◆ **Short exercise**
Reproduce every line of the listing as written, apart from the pictures.

-- begin --

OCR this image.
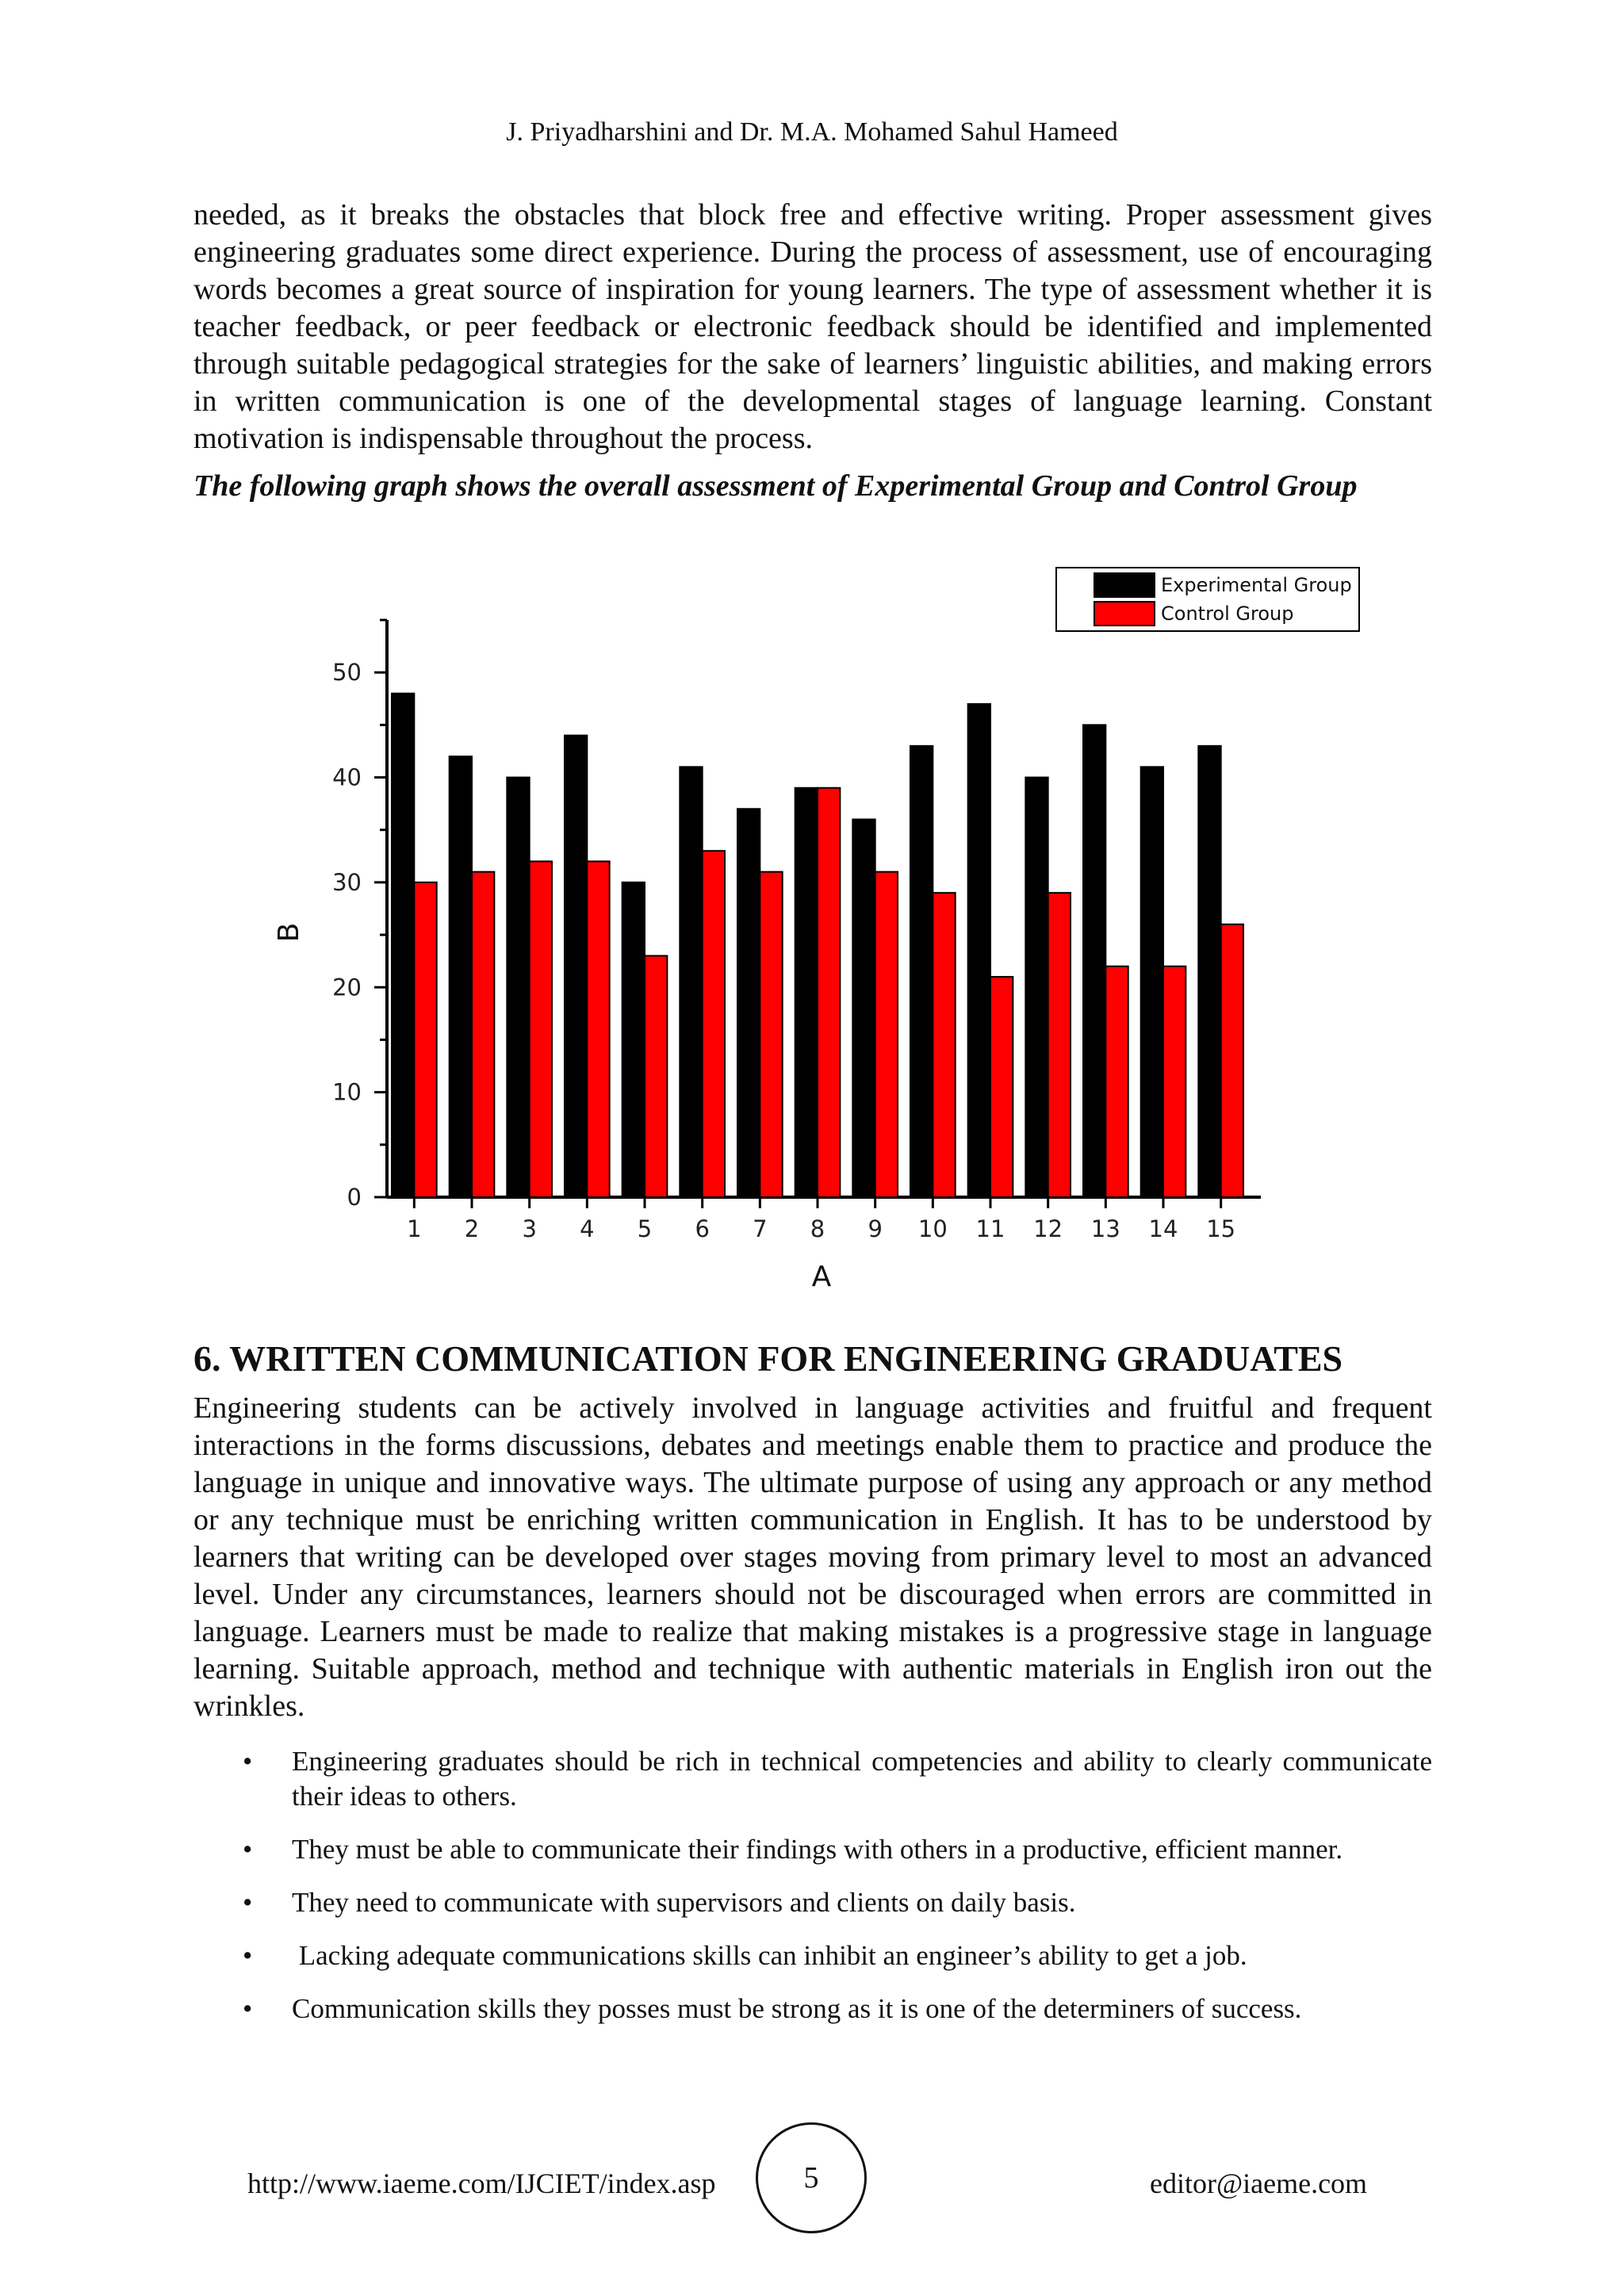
J. Priyadharshini and Dr. M.A. Mohamed Sahul Hameed

needed, as it breaks the obstacles that block free and effective writing. Proper assessment gives engineering graduates some direct experience. During the process of assessment, use of encouraging words becomes a great source of inspiration for young learners. The type of assessment whether it is teacher feedback, or peer feedback or electronic feedback should be identified and implemented through suitable pedagogical strategies for the sake of learners’ linguistic abilities, and making errors in written communication is one of the developmental stages of language learning. Constant motivation is indispensable throughout the process.

The following graph shows the overall assessment of Experimental Group and Control Group

0
10
20
30
40
50
1 2 3 4 5 6 7 8 9 10 11 12 13 14 15
A
B
Experimental Group
Control Group
6. WRITTEN COMMUNICATION FOR ENGINEERING GRADUATES

Engineering students can be actively involved in language activities and fruitful and frequent interactions in the forms discussions, debates and meetings enable them to practice and produce the language in unique and innovative ways. The ultimate purpose of using any approach or any method or any technique must be enriching written communication in English. It has to be understood by learners that writing can be developed over stages moving from primary level to most an advanced level. Under any circumstances, learners should not be discouraged when errors are committed in language. Learners must be made to realize that making mistakes is a progressive stage in language learning. Suitable approach, method and technique with authentic materials in English iron out the wrinkles.

• Engineering graduates should be rich in technical competencies and ability to clearly communicate their ideas to others.
• They must be able to communicate their findings with others in a productive, efficient manner.
• They need to communicate with supervisors and clients on daily basis.
• Lacking adequate communications skills can inhibit an engineer’s ability to get a job.
• Communication skills they posses must be strong as it is one of the determiners of success.
http://www.iaeme.com/IJCIET/index.asp	5	editor@iaeme.com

-- end --

◆ **Result for this task**
OCR this image.
J. Priyadharshini and Dr. M.A. Mohamed Sahul Hameed

needed, as it breaks the obstacles that block free and effective writing. Proper assessment gives engineering graduates some direct experience. During the process of assessment, use of encouraging words becomes a great source of inspiration for young learners. The type of assessment whether it is teacher feedback, or peer feedback or electronic feedback should be identified and implemented through suitable pedagogical strategies for the sake of learners’ linguistic abilities, and making errors in written communication is one of the developmental stages of language learning. Constant motivation is indispensable throughout the process.

The following graph shows the overall assessment of Experimental Group and Control Group

0
10
20
30
40
50
1 2 3 4 5 6 7 8 9 10 11 12 13 14 15
A
B
Experimental Group
Control Group
6. WRITTEN COMMUNICATION FOR ENGINEERING GRADUATES

Engineering students can be actively involved in language activities and fruitful and frequent interactions in the forms discussions, debates and meetings enable them to practice and produce the language in unique and innovative ways. The ultimate purpose of using any approach or any method or any technique must be enriching written communication in English. It has to be understood by learners that writing can be developed over stages moving from primary level to most an advanced level. Under any circumstances, learners should not be discouraged when errors are committed in language. Learners must be made to realize that making mistakes is a progressive stage in language learning. Suitable approach, method and technique with authentic materials in English iron out the wrinkles.

• Engineering graduates should be rich in technical competencies and ability to clearly communicate their ideas to others.
• They must be able to communicate their findings with others in a productive, efficient manner.
• They need to communicate with supervisors and clients on daily basis.
• Lacking adequate communications skills can inhibit an engineer’s ability to get a job.
• Communication skills they posses must be strong as it is one of the determiners of success.
http://www.iaeme.com/IJCIET/index.asp	5	editor@iaeme.com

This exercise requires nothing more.